(Stored entries)
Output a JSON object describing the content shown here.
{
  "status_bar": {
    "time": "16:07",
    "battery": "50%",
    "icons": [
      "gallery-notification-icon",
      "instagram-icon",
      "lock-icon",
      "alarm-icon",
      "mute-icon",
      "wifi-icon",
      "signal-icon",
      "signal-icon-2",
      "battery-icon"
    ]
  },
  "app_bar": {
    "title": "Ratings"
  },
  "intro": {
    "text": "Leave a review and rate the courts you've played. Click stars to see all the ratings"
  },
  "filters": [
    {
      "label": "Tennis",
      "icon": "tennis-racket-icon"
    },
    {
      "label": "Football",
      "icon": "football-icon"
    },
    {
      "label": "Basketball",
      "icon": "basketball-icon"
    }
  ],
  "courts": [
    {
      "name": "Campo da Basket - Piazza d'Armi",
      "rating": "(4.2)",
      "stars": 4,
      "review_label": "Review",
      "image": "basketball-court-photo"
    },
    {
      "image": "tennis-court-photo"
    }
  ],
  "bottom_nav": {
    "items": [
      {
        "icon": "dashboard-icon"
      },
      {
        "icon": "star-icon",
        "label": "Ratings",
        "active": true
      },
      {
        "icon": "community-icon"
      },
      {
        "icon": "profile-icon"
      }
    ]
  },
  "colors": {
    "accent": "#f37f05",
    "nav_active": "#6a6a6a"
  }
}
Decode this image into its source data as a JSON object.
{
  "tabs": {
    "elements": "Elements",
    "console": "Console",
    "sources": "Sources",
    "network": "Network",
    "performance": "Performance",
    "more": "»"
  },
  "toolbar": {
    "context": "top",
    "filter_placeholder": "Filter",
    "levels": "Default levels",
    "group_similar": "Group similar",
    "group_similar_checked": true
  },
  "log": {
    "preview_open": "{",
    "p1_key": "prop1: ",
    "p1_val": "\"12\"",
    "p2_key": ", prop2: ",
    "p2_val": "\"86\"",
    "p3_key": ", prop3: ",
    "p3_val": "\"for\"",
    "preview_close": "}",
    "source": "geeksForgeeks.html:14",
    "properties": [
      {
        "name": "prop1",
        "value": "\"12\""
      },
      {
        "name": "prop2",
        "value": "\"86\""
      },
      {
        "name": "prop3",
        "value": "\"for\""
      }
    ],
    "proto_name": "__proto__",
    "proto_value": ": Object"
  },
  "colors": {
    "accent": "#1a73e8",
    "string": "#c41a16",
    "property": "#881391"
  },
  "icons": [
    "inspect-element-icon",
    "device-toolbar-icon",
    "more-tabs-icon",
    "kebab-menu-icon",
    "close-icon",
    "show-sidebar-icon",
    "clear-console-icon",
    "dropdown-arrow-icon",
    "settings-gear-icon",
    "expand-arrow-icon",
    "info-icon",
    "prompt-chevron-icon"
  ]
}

▶ What you are asked to do: Type out the entries again, word for word.

▶ Correct result:
Output a JSON object describing the content shown here.
{
  "status_bar": {
    "time": "16:07",
    "battery": "50%",
    "icons": [
      "gallery-notification-icon",
      "instagram-icon",
      "lock-icon",
      "alarm-icon",
      "mute-icon",
      "wifi-icon",
      "signal-icon",
      "signal-icon-2",
      "battery-icon"
    ]
  },
  "app_bar": {
    "title": "Ratings"
  },
  "intro": {
    "text": "Leave a review and rate the courts you've played. Click stars to see all the ratings"
  },
  "filters": [
    {
      "label": "Tennis",
      "icon": "tennis-racket-icon"
    },
    {
      "label": "Football",
      "icon": "football-icon"
    },
    {
      "label": "Basketball",
      "icon": "basketball-icon"
    }
  ],
  "courts": [
    {
      "name": "Campo da Basket - Piazza d'Armi",
      "rating": "(4.2)",
      "stars": 4,
      "review_label": "Review",
      "image": "basketball-court-photo"
    },
    {
      "image": "tennis-court-photo"
    }
  ],
  "bottom_nav": {
    "items": [
      {
        "icon": "dashboard-icon"
      },
      {
        "icon": "star-icon",
        "label": "Ratings",
        "active": true
      },
      {
        "icon": "community-icon"
      },
      {
        "icon": "profile-icon"
      }
    ]
  },
  "colors": {
    "accent": "#f37f05",
    "nav_active": "#6a6a6a"
  }
}
Decode this image into its source data as a JSON object.
{
  "tabs": {
    "elements": "Elements",
    "console": "Console",
    "sources": "Sources",
    "network": "Network",
    "performance": "Performance",
    "more": "»"
  },
  "toolbar": {
    "context": "top",
    "filter_placeholder": "Filter",
    "levels": "Default levels",
    "group_similar": "Group similar",
    "group_similar_checked": true
  },
  "log": {
    "preview_open": "{",
    "p1_key": "prop1: ",
    "p1_val": "\"12\"",
    "p2_key": ", prop2: ",
    "p2_val": "\"86\"",
    "p3_key": ", prop3: ",
    "p3_val": "\"for\"",
    "preview_close": "}",
    "source": "geeksForgeeks.html:14",
    "properties": [
      {
        "name": "prop1",
        "value": "\"12\""
      },
      {
        "name": "prop2",
        "value": "\"86\""
      },
      {
        "name": "prop3",
        "value": "\"for\""
      }
    ],
    "proto_name": "__proto__",
    "proto_value": ": Object"
  },
  "colors": {
    "accent": "#1a73e8",
    "string": "#c41a16",
    "property": "#881391"
  },
  "icons": [
    "inspect-element-icon",
    "device-toolbar-icon",
    "more-tabs-icon",
    "kebab-menu-icon",
    "close-icon",
    "show-sidebar-icon",
    "clear-console-icon",
    "dropdown-arrow-icon",
    "settings-gear-icon",
    "expand-arrow-icon",
    "info-icon",
    "prompt-chevron-icon"
  ]
}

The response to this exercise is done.